From the entries that follow, pick out all lines holding "Modis".

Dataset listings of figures
==============================

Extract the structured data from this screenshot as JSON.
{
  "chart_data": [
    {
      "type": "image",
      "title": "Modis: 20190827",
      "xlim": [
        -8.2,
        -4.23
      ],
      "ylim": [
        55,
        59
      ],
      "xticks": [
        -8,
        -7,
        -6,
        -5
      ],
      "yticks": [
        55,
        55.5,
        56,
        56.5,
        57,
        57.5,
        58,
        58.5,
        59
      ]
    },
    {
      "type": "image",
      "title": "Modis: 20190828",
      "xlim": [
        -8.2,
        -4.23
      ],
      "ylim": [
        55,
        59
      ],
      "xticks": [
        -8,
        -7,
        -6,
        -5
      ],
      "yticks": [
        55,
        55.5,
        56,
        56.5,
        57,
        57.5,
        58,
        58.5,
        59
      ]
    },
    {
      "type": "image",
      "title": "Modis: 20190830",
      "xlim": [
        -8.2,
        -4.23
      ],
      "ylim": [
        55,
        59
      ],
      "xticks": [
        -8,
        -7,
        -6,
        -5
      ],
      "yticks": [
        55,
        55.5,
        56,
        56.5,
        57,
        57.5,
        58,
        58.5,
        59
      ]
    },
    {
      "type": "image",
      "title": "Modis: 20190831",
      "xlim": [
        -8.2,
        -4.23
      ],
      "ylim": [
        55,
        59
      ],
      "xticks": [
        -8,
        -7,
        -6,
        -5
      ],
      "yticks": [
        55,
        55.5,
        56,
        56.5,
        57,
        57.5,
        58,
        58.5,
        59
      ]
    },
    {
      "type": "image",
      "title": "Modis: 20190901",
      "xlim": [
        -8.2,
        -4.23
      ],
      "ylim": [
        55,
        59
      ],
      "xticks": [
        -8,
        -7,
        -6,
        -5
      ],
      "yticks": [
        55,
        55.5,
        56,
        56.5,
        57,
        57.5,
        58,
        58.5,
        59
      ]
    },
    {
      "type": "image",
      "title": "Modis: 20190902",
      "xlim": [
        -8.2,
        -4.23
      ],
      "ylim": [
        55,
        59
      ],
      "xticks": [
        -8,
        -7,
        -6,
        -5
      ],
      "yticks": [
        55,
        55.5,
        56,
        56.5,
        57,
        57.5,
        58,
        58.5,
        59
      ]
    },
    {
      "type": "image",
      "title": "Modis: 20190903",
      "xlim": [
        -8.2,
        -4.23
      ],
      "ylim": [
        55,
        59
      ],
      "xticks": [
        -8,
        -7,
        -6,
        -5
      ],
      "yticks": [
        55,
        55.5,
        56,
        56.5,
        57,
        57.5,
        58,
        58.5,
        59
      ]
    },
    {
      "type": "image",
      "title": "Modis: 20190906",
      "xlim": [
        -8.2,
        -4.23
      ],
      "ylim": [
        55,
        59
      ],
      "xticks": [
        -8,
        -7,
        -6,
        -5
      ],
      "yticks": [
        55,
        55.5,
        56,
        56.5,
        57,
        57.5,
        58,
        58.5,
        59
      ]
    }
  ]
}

==============================

*Answer to the task*:
      "title": "Modis: 20190827",
      "title": "Modis: 20190828",
      "title": "Modis: 20190830",
      "title": "Modis: 20190831",
      "title": "Modis: 20190901",
      "title": "Modis: 20190902",
      "title": "Modis: 20190903",
      "title": "Modis: 20190906",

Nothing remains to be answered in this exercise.